[BEGIN Input records]
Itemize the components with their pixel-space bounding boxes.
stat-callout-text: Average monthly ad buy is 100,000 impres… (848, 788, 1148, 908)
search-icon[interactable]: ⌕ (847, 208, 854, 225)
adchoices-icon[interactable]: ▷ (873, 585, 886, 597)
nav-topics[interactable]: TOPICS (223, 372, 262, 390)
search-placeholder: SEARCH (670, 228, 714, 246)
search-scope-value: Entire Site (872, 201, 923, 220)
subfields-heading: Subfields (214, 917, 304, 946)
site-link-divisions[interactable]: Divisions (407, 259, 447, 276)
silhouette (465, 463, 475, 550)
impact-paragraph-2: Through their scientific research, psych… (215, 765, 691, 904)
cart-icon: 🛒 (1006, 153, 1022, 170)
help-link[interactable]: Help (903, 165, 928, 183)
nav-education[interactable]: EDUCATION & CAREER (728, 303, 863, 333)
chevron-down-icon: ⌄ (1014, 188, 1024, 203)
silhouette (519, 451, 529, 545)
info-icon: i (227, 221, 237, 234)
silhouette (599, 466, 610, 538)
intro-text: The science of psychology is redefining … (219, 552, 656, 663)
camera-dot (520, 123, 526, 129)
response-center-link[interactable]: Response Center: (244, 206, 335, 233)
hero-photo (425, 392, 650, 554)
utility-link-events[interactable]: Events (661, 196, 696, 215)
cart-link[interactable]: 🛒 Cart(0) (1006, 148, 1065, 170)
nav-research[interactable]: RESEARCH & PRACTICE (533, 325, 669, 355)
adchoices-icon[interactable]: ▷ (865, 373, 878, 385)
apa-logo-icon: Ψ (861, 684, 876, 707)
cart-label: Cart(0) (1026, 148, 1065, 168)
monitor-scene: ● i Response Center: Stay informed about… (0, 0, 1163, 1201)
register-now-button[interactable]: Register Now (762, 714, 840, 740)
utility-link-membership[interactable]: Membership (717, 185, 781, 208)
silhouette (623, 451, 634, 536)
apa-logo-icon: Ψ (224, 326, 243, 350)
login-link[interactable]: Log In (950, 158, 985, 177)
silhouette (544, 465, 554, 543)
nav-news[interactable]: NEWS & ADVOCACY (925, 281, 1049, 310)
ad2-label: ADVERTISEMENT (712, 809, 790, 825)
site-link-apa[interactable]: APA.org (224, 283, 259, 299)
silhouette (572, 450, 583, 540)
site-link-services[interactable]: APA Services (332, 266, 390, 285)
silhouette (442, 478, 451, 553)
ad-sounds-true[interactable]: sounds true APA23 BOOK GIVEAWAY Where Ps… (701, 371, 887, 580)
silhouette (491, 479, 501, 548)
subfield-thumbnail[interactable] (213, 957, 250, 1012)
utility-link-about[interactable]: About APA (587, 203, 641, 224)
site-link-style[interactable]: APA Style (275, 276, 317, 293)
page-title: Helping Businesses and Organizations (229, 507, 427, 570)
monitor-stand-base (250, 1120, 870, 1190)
[END Input records]
* **Exercise aim**:
Please reproduce all the entries above, swapping "silhouette" for "figure" wherever it occurs and leaving everything else unchanged.

* **Written solution**:
Itemize the components with their pixel-space bounding boxes.
stat-callout-text: Average monthly ad buy is 100,000 impres… (848, 788, 1148, 908)
search-icon[interactable]: ⌕ (847, 208, 854, 225)
adchoices-icon[interactable]: ▷ (873, 585, 886, 597)
nav-topics[interactable]: TOPICS (223, 372, 262, 390)
search-placeholder: SEARCH (670, 228, 714, 246)
search-scope-value: Entire Site (872, 201, 923, 220)
subfields-heading: Subfields (214, 917, 304, 946)
site-link-divisions[interactable]: Divisions (407, 259, 447, 276)
figure (465, 463, 475, 550)
impact-paragraph-2: Through their scientific research, psych… (215, 765, 691, 904)
cart-icon: 🛒 (1006, 153, 1022, 170)
help-link[interactable]: Help (903, 165, 928, 183)
nav-education[interactable]: EDUCATION & CAREER (728, 303, 863, 333)
chevron-down-icon: ⌄ (1014, 188, 1024, 203)
figure (519, 451, 529, 545)
info-icon: i (227, 221, 237, 234)
figure (599, 466, 610, 538)
intro-text: The science of psychology is redefining … (219, 552, 656, 663)
camera-dot (520, 123, 526, 129)
response-center-link[interactable]: Response Center: (244, 206, 335, 233)
hero-photo (425, 392, 650, 554)
utility-link-events[interactable]: Events (661, 196, 696, 215)
cart-link[interactable]: 🛒 Cart(0) (1006, 148, 1065, 170)
nav-research[interactable]: RESEARCH & PRACTICE (533, 325, 669, 355)
adchoices-icon[interactable]: ▷ (865, 373, 878, 385)
apa-logo-icon: Ψ (861, 684, 876, 707)
cart-label: Cart(0) (1026, 148, 1065, 168)
monitor-scene: ● i Response Center: Stay informed about… (0, 0, 1163, 1201)
register-now-button[interactable]: Register Now (762, 714, 840, 740)
utility-link-membership[interactable]: Membership (717, 185, 781, 208)
figure (623, 451, 634, 536)
apa-logo-icon: Ψ (224, 326, 243, 350)
login-link[interactable]: Log In (950, 158, 985, 177)
figure (544, 465, 554, 543)
nav-news[interactable]: NEWS & ADVOCACY (925, 281, 1049, 310)
ad2-label: ADVERTISEMENT (712, 809, 790, 825)
site-link-apa[interactable]: APA.org (224, 283, 259, 299)
figure (572, 450, 583, 540)
site-link-services[interactable]: APA Services (332, 266, 390, 285)
figure (442, 478, 451, 553)
ad-sounds-true[interactable]: sounds true APA23 BOOK GIVEAWAY Where Ps… (701, 371, 887, 580)
figure (491, 479, 501, 548)
subfield-thumbnail[interactable] (213, 957, 250, 1012)
utility-link-about[interactable]: About APA (587, 203, 641, 224)
site-link-style[interactable]: APA Style (275, 276, 317, 293)
page-title: Helping Businesses and Organizations (229, 507, 427, 570)
monitor-stand-base (250, 1120, 870, 1190)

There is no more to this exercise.